Dataset entries on figures:

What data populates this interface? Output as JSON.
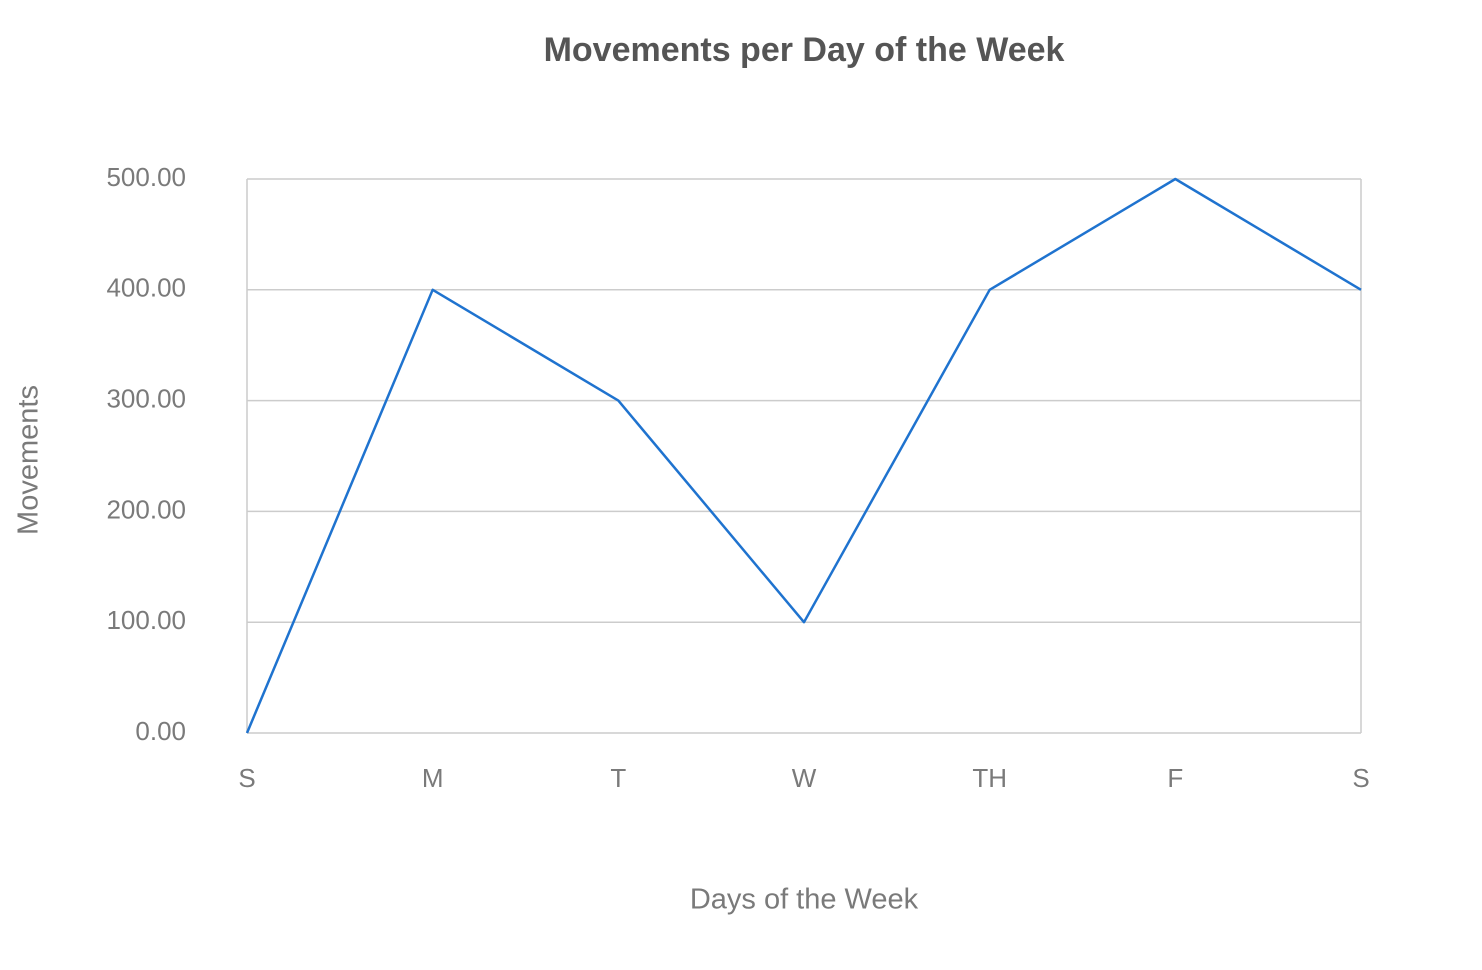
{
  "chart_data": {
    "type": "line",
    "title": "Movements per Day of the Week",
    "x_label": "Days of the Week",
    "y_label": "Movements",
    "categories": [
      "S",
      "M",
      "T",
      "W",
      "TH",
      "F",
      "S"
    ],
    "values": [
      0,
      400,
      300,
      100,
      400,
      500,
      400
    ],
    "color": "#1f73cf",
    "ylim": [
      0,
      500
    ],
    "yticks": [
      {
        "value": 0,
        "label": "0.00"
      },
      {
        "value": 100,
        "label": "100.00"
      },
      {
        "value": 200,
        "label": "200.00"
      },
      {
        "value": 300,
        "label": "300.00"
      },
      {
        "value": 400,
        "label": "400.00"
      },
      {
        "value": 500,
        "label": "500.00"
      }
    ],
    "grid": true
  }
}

- Set problem
Print out every entry above without changing a word, and leave out the pictures.

- Response to this exercise
What data populates this interface? Output as JSON.
{
  "chart_data": {
    "type": "line",
    "title": "Movements per Day of the Week",
    "x_label": "Days of the Week",
    "y_label": "Movements",
    "categories": [
      "S",
      "M",
      "T",
      "W",
      "TH",
      "F",
      "S"
    ],
    "values": [
      0,
      400,
      300,
      100,
      400,
      500,
      400
    ],
    "color": "#1f73cf",
    "ylim": [
      0,
      500
    ],
    "yticks": [
      {
        "value": 0,
        "label": "0.00"
      },
      {
        "value": 100,
        "label": "100.00"
      },
      {
        "value": 200,
        "label": "200.00"
      },
      {
        "value": 300,
        "label": "300.00"
      },
      {
        "value": 400,
        "label": "400.00"
      },
      {
        "value": 500,
        "label": "500.00"
      }
    ],
    "grid": true
  }
}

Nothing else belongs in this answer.